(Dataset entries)
********************

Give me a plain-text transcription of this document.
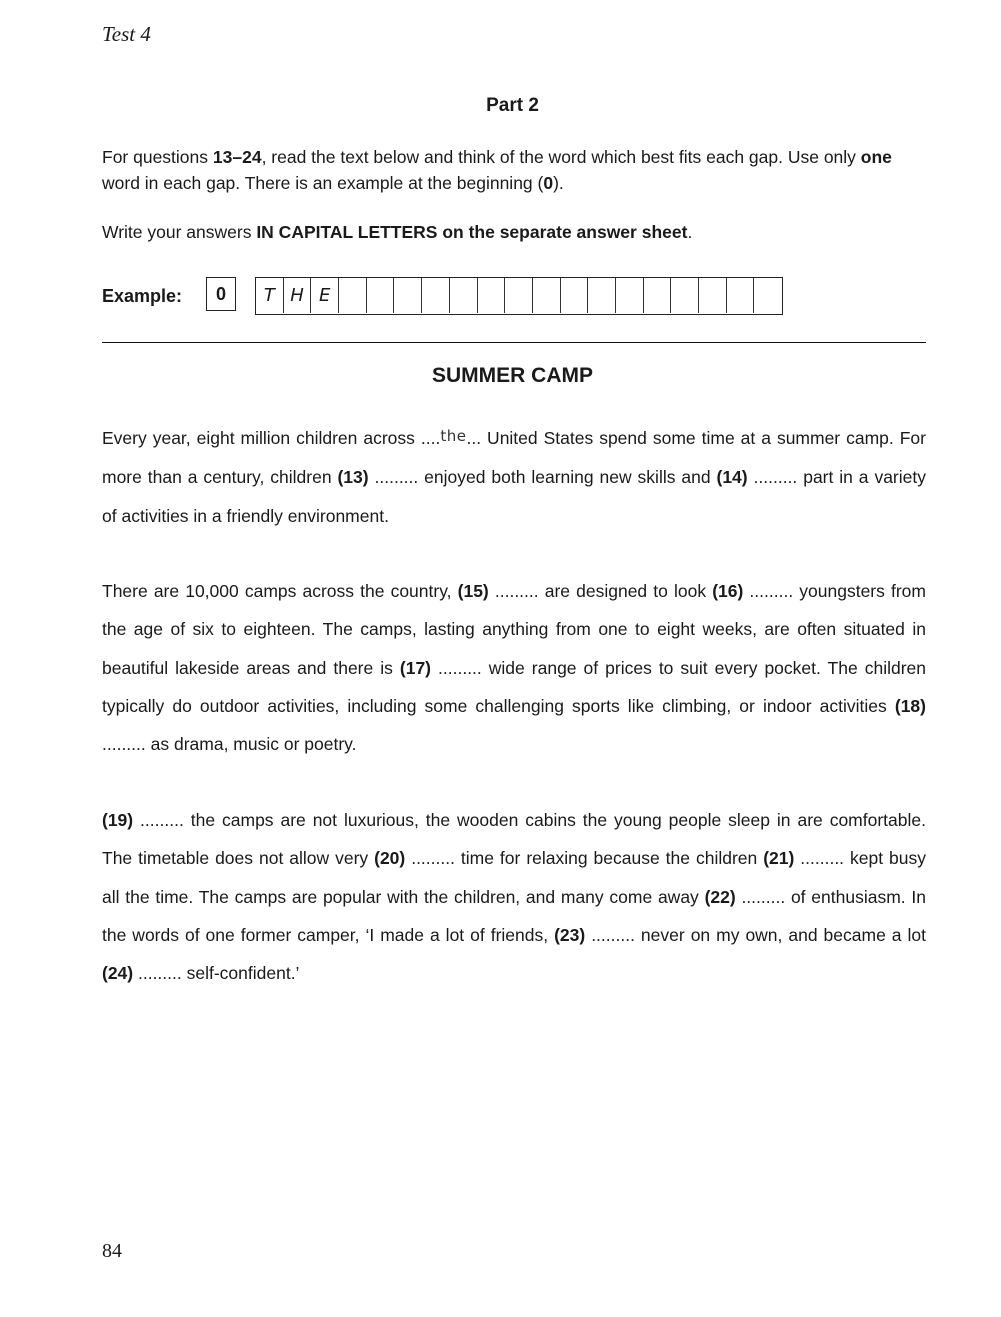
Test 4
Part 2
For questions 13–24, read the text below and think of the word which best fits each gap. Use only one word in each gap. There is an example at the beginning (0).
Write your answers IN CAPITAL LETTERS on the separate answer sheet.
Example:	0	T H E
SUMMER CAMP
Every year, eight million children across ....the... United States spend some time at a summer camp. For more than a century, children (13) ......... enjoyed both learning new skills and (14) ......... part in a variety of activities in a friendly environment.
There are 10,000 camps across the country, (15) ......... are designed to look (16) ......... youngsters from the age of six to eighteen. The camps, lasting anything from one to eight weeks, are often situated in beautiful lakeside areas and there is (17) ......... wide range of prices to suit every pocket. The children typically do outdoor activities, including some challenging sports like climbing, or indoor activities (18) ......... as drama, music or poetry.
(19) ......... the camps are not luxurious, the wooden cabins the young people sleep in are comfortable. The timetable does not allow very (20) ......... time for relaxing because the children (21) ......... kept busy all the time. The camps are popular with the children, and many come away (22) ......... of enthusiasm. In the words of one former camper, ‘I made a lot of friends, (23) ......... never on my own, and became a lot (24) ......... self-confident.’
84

********************

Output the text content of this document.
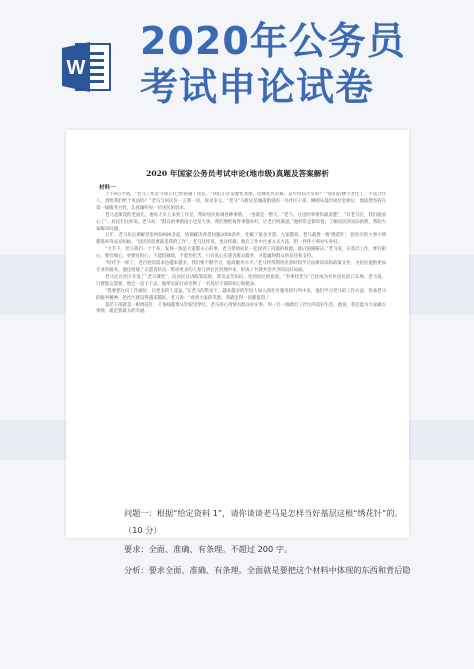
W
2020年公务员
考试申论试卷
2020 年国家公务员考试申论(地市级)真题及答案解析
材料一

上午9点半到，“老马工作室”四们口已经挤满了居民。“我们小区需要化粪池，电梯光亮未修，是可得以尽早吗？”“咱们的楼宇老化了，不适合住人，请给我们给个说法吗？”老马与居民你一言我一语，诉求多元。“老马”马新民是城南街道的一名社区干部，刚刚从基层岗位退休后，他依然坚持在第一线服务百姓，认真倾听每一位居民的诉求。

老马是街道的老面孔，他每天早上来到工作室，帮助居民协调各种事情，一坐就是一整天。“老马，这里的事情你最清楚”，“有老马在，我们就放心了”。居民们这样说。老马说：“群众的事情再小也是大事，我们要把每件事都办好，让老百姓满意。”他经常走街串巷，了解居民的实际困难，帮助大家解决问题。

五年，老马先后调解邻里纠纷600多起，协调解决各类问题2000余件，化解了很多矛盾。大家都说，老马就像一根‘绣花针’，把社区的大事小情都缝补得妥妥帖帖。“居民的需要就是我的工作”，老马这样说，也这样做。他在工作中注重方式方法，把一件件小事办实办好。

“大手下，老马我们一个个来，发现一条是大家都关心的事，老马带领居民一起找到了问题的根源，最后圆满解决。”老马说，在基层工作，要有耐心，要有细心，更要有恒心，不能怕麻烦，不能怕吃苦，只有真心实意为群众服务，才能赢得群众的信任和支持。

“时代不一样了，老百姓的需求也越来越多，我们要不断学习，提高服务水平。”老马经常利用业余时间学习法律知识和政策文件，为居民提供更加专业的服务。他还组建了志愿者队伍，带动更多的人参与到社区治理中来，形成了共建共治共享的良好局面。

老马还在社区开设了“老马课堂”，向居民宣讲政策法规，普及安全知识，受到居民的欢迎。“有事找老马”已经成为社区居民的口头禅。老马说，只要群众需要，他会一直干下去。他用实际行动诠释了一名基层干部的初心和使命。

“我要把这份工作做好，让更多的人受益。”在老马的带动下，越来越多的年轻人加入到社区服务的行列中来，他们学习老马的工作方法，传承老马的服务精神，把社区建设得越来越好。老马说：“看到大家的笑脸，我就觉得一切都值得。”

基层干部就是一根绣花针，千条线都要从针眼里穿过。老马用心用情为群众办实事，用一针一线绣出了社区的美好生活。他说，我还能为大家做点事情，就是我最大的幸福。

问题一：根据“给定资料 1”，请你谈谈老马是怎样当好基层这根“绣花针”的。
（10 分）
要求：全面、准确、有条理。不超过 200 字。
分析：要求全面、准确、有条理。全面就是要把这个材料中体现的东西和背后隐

********************

- Stated problem
Write down every line of the data above that includes the string "text".

- Response
Give me a plain-text transcription of this document.
For questions 13–24, read the text below and think of the word which best fits each gap. Use only one word in each gap. There is an example at the beginning (0).
Output the text content of this document.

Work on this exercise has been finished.